▶ _EXERCISE DIRECTIONS_: Copy every line from the data below in which the string "observado" can be found.

▶ _STORED ROWS_:
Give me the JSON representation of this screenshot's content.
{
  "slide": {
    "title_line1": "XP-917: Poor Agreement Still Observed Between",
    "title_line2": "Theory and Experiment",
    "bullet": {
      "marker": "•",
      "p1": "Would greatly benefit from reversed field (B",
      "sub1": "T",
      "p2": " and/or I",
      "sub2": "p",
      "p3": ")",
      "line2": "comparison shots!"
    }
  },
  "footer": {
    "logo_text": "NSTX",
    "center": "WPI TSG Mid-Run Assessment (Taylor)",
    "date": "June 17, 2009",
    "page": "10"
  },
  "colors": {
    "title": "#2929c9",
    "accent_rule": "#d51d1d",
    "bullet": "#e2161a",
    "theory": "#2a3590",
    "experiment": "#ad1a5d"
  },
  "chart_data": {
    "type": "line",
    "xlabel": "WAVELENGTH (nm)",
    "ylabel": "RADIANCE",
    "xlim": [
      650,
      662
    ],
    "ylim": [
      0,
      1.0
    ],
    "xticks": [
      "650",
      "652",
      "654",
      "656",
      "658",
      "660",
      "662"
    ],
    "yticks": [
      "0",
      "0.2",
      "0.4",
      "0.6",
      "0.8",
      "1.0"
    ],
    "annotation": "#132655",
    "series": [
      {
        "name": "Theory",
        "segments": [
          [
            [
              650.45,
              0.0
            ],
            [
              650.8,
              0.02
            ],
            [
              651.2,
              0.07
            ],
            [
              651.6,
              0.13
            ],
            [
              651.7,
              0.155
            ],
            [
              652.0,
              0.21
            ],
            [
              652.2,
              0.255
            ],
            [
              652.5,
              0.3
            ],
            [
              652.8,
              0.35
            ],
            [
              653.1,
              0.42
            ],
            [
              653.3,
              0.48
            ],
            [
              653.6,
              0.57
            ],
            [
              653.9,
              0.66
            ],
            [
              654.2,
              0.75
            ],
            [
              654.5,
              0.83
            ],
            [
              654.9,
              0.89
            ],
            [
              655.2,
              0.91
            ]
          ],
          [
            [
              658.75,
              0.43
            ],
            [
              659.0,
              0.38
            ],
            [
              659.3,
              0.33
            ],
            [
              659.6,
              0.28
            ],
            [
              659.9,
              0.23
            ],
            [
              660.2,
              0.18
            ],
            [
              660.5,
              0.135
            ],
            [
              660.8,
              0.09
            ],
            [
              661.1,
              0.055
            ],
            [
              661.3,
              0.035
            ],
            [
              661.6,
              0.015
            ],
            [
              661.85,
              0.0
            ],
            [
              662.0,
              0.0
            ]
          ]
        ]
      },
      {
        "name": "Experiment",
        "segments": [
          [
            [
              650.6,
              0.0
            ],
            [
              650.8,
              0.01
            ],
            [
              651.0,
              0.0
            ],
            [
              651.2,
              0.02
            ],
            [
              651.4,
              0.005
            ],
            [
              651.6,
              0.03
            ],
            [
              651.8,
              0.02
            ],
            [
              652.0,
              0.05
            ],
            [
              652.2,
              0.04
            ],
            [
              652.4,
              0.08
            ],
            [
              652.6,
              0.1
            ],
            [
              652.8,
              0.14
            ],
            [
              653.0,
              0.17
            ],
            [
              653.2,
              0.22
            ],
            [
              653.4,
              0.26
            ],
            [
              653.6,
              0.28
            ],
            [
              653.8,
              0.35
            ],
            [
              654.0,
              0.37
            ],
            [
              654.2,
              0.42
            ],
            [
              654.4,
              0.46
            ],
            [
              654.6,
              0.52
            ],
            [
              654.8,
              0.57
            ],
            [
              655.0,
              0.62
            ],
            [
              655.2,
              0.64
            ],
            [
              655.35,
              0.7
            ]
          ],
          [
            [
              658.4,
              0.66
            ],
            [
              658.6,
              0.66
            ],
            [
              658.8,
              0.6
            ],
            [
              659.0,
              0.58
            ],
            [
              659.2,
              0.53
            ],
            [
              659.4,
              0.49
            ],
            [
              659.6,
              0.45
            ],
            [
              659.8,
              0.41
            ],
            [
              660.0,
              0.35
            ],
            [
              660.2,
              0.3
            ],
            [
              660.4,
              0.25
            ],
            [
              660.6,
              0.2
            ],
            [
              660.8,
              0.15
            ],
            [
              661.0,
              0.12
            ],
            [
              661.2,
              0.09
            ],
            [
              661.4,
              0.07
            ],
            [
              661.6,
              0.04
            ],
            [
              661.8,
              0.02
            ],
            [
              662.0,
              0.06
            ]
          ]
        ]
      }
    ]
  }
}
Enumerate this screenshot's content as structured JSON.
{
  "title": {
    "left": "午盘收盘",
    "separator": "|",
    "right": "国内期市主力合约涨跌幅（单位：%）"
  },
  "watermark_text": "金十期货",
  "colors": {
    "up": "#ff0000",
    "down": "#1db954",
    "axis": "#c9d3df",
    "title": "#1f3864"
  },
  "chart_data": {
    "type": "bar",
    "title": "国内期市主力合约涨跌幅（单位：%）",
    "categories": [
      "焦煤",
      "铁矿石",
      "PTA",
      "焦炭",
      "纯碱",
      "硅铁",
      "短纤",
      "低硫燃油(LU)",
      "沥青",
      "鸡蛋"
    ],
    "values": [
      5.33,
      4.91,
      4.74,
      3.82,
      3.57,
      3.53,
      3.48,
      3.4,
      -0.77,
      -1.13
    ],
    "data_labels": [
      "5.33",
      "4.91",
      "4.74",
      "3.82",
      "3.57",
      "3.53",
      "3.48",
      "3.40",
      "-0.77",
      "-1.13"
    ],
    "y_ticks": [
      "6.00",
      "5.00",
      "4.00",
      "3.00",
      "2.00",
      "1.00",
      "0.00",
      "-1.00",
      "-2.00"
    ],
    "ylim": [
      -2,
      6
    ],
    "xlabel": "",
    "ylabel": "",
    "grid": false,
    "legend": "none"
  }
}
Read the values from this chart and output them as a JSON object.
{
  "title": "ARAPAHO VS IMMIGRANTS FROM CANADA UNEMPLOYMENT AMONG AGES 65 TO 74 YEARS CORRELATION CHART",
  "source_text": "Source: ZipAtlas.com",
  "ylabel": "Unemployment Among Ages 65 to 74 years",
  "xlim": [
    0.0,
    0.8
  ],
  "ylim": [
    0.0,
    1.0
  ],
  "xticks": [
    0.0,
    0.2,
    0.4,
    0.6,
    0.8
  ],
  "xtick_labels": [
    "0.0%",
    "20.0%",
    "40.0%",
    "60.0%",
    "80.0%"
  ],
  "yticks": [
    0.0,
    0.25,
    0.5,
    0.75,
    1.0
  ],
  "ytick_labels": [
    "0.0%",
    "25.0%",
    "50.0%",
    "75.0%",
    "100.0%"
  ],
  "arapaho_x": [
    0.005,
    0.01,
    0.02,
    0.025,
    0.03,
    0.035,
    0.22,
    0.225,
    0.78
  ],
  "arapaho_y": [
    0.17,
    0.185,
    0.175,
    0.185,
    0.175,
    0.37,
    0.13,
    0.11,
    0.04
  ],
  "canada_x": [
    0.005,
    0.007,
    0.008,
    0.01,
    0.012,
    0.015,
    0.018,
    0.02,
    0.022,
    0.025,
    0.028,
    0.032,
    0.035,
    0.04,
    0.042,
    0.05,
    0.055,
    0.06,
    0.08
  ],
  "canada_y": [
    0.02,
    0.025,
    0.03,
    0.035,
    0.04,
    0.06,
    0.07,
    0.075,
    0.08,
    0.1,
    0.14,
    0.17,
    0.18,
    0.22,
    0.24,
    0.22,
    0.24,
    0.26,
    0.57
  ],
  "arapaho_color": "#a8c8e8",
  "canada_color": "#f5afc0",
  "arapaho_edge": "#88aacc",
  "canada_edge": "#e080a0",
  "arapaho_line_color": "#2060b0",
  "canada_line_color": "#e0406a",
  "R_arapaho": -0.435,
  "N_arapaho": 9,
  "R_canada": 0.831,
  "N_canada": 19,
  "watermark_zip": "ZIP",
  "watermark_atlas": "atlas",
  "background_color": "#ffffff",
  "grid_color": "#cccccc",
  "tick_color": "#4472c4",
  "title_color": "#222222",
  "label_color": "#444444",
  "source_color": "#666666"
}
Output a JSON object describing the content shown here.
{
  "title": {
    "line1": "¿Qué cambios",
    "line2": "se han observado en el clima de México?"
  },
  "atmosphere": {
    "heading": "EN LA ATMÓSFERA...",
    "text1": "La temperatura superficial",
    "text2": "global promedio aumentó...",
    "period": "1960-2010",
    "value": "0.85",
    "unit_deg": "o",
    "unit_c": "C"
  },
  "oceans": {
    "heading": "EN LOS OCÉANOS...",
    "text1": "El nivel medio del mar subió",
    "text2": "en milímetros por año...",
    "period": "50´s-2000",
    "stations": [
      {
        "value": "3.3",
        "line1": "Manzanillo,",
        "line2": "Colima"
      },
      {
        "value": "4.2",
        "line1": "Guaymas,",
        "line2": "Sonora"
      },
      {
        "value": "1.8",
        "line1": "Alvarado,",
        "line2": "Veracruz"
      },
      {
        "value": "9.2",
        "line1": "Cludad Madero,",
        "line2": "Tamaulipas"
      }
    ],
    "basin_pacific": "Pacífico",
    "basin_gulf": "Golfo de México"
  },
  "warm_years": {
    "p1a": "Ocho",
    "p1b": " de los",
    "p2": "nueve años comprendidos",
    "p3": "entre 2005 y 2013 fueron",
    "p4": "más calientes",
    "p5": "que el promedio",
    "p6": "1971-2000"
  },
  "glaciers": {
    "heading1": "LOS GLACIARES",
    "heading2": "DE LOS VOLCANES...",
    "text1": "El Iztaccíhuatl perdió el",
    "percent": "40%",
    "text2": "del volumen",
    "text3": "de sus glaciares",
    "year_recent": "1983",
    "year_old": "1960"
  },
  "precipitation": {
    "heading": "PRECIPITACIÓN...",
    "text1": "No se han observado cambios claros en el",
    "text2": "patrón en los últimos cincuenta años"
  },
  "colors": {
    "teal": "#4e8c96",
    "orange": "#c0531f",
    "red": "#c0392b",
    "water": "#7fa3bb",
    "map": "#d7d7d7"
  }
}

▶ _EXPECTED OUTPUT_:
    "line2": "se han observado en el clima de México?"
    "text1": "No se han observado cambios claros en el",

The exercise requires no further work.